▸ **WHAT NEEDS TO BE DONE**: Copy each line below in which the word "FitMCAlt" occurs.

▸ **MATERIAL PROVIDED**:
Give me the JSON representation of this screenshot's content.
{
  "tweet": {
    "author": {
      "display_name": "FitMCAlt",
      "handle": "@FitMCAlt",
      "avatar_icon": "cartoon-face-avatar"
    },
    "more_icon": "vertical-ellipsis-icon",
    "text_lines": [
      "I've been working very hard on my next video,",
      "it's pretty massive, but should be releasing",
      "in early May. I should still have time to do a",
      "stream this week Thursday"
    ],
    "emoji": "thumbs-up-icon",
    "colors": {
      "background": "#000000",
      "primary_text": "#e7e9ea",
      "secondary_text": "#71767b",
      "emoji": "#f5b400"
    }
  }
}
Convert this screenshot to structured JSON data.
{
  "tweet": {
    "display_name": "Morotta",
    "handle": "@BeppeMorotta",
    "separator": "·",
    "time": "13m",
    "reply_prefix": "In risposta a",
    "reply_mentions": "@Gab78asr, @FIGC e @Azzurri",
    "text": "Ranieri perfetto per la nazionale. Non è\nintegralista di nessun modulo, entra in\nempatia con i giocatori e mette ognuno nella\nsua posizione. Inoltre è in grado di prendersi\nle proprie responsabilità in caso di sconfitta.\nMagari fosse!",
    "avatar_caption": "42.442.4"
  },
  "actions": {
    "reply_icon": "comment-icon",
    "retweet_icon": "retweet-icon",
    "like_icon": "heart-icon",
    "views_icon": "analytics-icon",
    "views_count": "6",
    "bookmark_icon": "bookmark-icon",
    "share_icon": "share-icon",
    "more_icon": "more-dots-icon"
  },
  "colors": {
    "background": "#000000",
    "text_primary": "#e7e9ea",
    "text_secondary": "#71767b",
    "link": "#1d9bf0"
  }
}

▸ **RESULT FOR THIS EXERCISE**:
      "display_name": "FitMCAlt",
      "handle": "@FitMCAlt",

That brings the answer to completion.